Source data
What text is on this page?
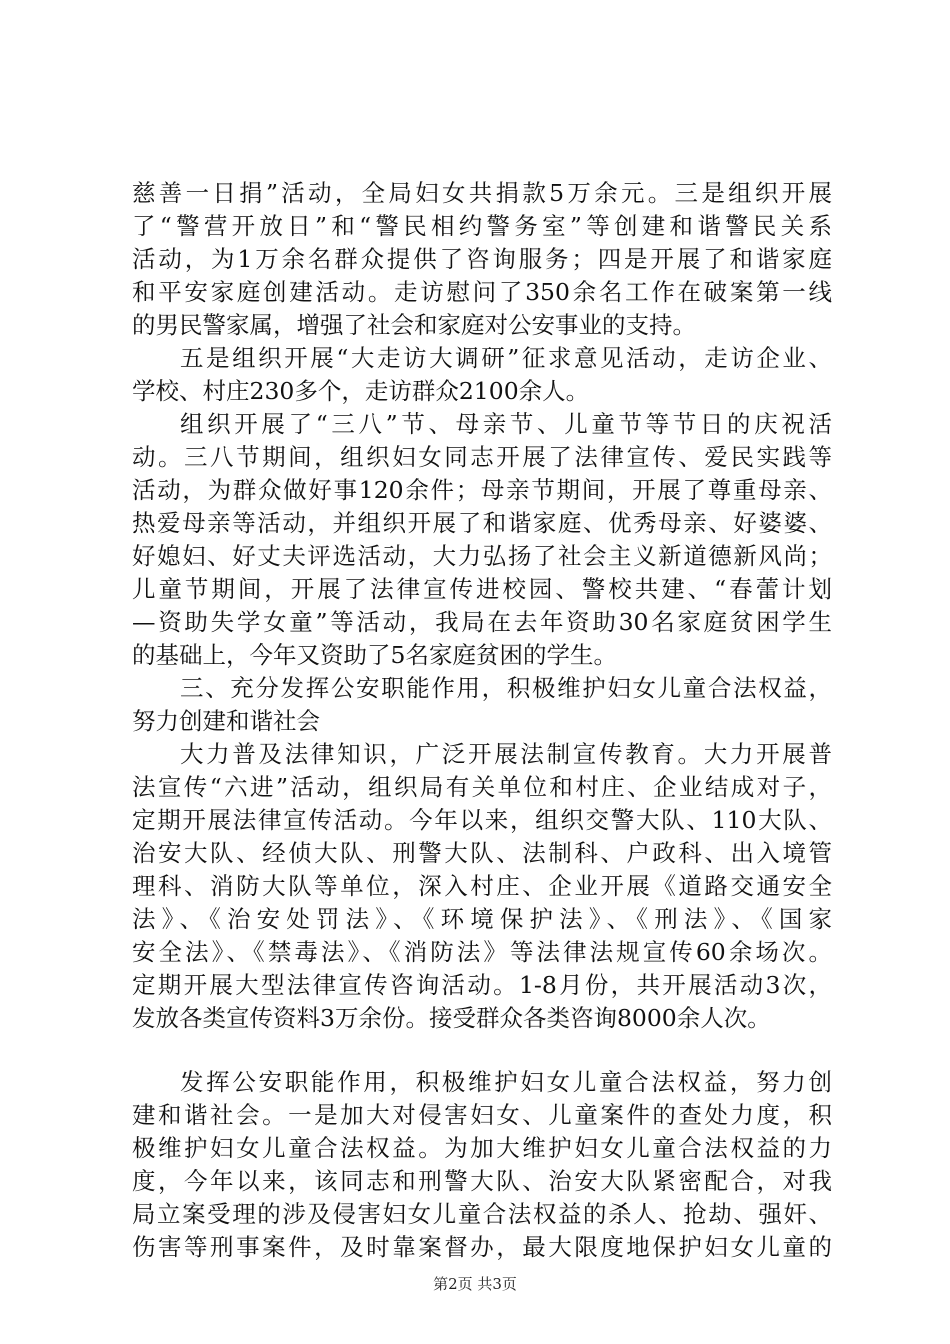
慈善一日捐”活动，全局妇女共捐款5万余元。三是组织开展
了“警营开放日”和“警民相约警务室”等创建和谐警民关系
活动，为1万余名群众提供了咨询服务；四是开展了和谐家庭
和平安家庭创建活动。走访慰问了350余名工作在破案第一线
的男民警家属，增强了社会和家庭对公安事业的支持。
五是组织开展“大走访大调研”征求意见活动，走访企业、
学校、村庄230多个，走访群众2100余人。
组织开展了“三八”节、母亲节、儿童节等节日的庆祝活
动。三八节期间，组织妇女同志开展了法律宣传、爱民实践等
活动，为群众做好事120余件；母亲节期间，开展了尊重母亲、
热爱母亲等活动，并组织开展了和谐家庭、优秀母亲、好婆婆、
好媳妇、好丈夫评选活动，大力弘扬了社会主义新道德新风尚；
儿童节期间，开展了法律宣传进校园、警校共建、“春蕾计划
—资助失学女童”等活动，我局在去年资助30名家庭贫困学生
的基础上，今年又资助了5名家庭贫困的学生。
三、充分发挥公安职能作用，积极维护妇女儿童合法权益，
努力创建和谐社会
大力普及法律知识，广泛开展法制宣传教育。大力开展普
法宣传“六进”活动，组织局有关单位和村庄、企业结成对子，
定期开展法律宣传活动。今年以来，组织交警大队、110大队、
治安大队、经侦大队、刑警大队、法制科、户政科、出入境管
理科、消防大队等单位，深入村庄、企业开展《道路交通安全
法》、《治安处罚法》、《环境保护法》、《刑法》、《国家
安全法》、《禁毒法》、《消防法》等法律法规宣传60余场次。
定期开展大型法律宣传咨询活动。1-8月份，共开展活动3次，
发放各类宣传资料3万余份。接受群众各类咨询8000余人次。
发挥公安职能作用，积极维护妇女儿童合法权益，努力创
建和谐社会。一是加大对侵害妇女、儿童案件的查处力度，积
极维护妇女儿童合法权益。为加大维护妇女儿童合法权益的力
度，今年以来，该同志和刑警大队、治安大队紧密配合，对我
局立案受理的涉及侵害妇女儿童合法权益的杀人、抢劫、强奸、
伤害等刑事案件，及时靠案督办，最大限度地保护妇女儿童的
第2页 共3页
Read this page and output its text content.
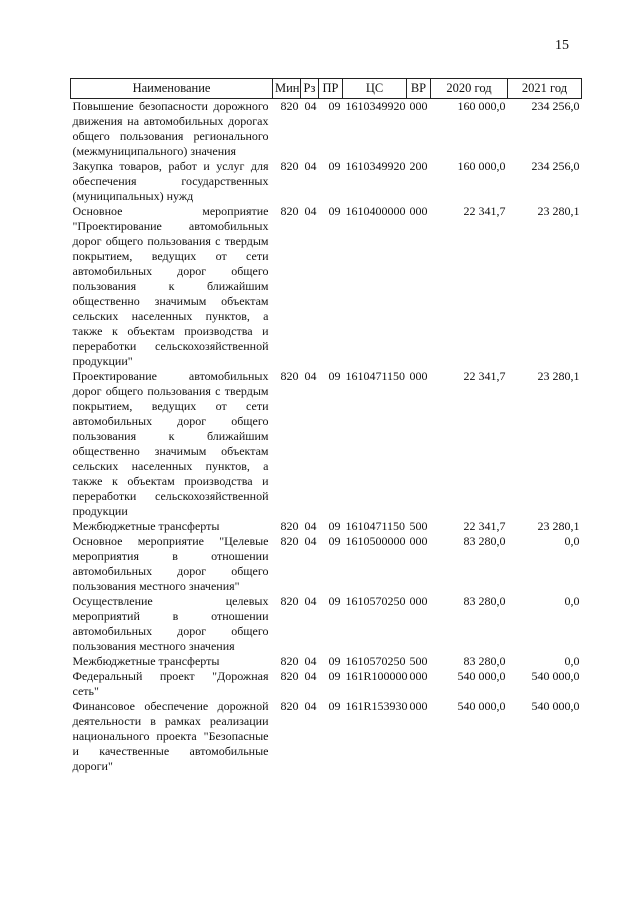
15
Наименование	Мин	Рз	ПР	ЦС	ВР	2020 год	2021 год
Повышение безопасности дорожного движения на автомобильных дорогах общего пользования регионального (межмуниципального) значения	820	04	09	1610349920	000	160 000,0	234 256,0
Закупка товаров, работ и услуг для обеспечения государственных (муниципальных) нужд	820	04	09	1610349920	200	160 000,0	234 256,0
Основное мероприятие "Проектирование автомобильных дорог общего пользования с твердым покрытием, ведущих от сети автомобильных дорог общего пользования к ближайшим общественно значимым объектам сельских населенных пунктов, а также к объектам производства и переработки сельскохозяйственной продукции"	820	04	09	1610400000	000	22 341,7	23 280,1
Проектирование автомобильных дорог общего пользования с твердым покрытием, ведущих от сети автомобильных дорог общего пользования к ближайшим общественно значимым объектам сельских населенных пунктов, а также к объектам производства и переработки сельскохозяйственной продукции	820	04	09	1610471150	000	22 341,7	23 280,1
Межбюджетные трансферты	820	04	09	1610471150	500	22 341,7	23 280,1
Основное мероприятие "Целевые мероприятия в отношении автомобильных дорог общего пользования местного значения"	820	04	09	1610500000	000	83 280,0	0,0
Осуществление целевых мероприятий в отношении автомобильных дорог общего пользования местного значения	820	04	09	1610570250	000	83 280,0	0,0
Межбюджетные трансферты	820	04	09	1610570250	500	83 280,0	0,0
Федеральный проект "Дорожная сеть"	820	04	09	161R100000	000	540 000,0	540 000,0
Финансовое обеспечение дорожной деятельности в рамках реализации национального проекта "Безопасные и качественные автомобильные дороги"	820	04	09	161R153930	000	540 000,0	540 000,0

- _Problem to work on_
Leave out the pictures and retype every line above exactly.

- _Output of the exercise_
What text is on this page?
慈善一日捐”活动，全局妇女共捐款5万余元。三是组织开展
了“警营开放日”和“警民相约警务室”等创建和谐警民关系
活动，为1万余名群众提供了咨询服务；四是开展了和谐家庭
和平安家庭创建活动。走访慰问了350余名工作在破案第一线
的男民警家属，增强了社会和家庭对公安事业的支持。
五是组织开展“大走访大调研”征求意见活动，走访企业、
学校、村庄230多个，走访群众2100余人。
组织开展了“三八”节、母亲节、儿童节等节日的庆祝活
动。三八节期间，组织妇女同志开展了法律宣传、爱民实践等
活动，为群众做好事120余件；母亲节期间，开展了尊重母亲、
热爱母亲等活动，并组织开展了和谐家庭、优秀母亲、好婆婆、
好媳妇、好丈夫评选活动，大力弘扬了社会主义新道德新风尚；
儿童节期间，开展了法律宣传进校园、警校共建、“春蕾计划
—资助失学女童”等活动，我局在去年资助30名家庭贫困学生
的基础上，今年又资助了5名家庭贫困的学生。
三、充分发挥公安职能作用，积极维护妇女儿童合法权益，
努力创建和谐社会
大力普及法律知识，广泛开展法制宣传教育。大力开展普
法宣传“六进”活动，组织局有关单位和村庄、企业结成对子，
定期开展法律宣传活动。今年以来，组织交警大队、110大队、
治安大队、经侦大队、刑警大队、法制科、户政科、出入境管
理科、消防大队等单位，深入村庄、企业开展《道路交通安全
法》、《治安处罚法》、《环境保护法》、《刑法》、《国家
安全法》、《禁毒法》、《消防法》等法律法规宣传60余场次。
定期开展大型法律宣传咨询活动。1-8月份，共开展活动3次，
发放各类宣传资料3万余份。接受群众各类咨询8000余人次。
发挥公安职能作用，积极维护妇女儿童合法权益，努力创
建和谐社会。一是加大对侵害妇女、儿童案件的查处力度，积
极维护妇女儿童合法权益。为加大维护妇女儿童合法权益的力
度，今年以来，该同志和刑警大队、治安大队紧密配合，对我
局立案受理的涉及侵害妇女儿童合法权益的杀人、抢劫、强奸、
伤害等刑事案件，及时靠案督办，最大限度地保护妇女儿童的
第2页 共3页
Read this page and output its text content.
15
Наименование	Мин	Рз	ПР	ЦС	ВР	2020 год	2021 год
Повышение безопасности дорожного движения на автомобильных дорогах общего пользования регионального (межмуниципального) значения	820	04	09	1610349920	000	160 000,0	234 256,0
Закупка товаров, работ и услуг для обеспечения государственных (муниципальных) нужд	820	04	09	1610349920	200	160 000,0	234 256,0
Основное мероприятие "Проектирование автомобильных дорог общего пользования с твердым покрытием, ведущих от сети автомобильных дорог общего пользования к ближайшим общественно значимым объектам сельских населенных пунктов, а также к объектам производства и переработки сельскохозяйственной продукции"	820	04	09	1610400000	000	22 341,7	23 280,1
Проектирование автомобильных дорог общего пользования с твердым покрытием, ведущих от сети автомобильных дорог общего пользования к ближайшим общественно значимым объектам сельских населенных пунктов, а также к объектам производства и переработки сельскохозяйственной продукции	820	04	09	1610471150	000	22 341,7	23 280,1
Межбюджетные трансферты	820	04	09	1610471150	500	22 341,7	23 280,1
Основное мероприятие "Целевые мероприятия в отношении автомобильных дорог общего пользования местного значения"	820	04	09	1610500000	000	83 280,0	0,0
Осуществление целевых мероприятий в отношении автомобильных дорог общего пользования местного значения	820	04	09	1610570250	000	83 280,0	0,0
Межбюджетные трансферты	820	04	09	1610570250	500	83 280,0	0,0
Федеральный проект "Дорожная сеть"	820	04	09	161R100000	000	540 000,0	540 000,0
Финансовое обеспечение дорожной деятельности в рамках реализации национального проекта "Безопасные и качественные автомобильные дороги"	820	04	09	161R153930	000	540 000,0	540 000,0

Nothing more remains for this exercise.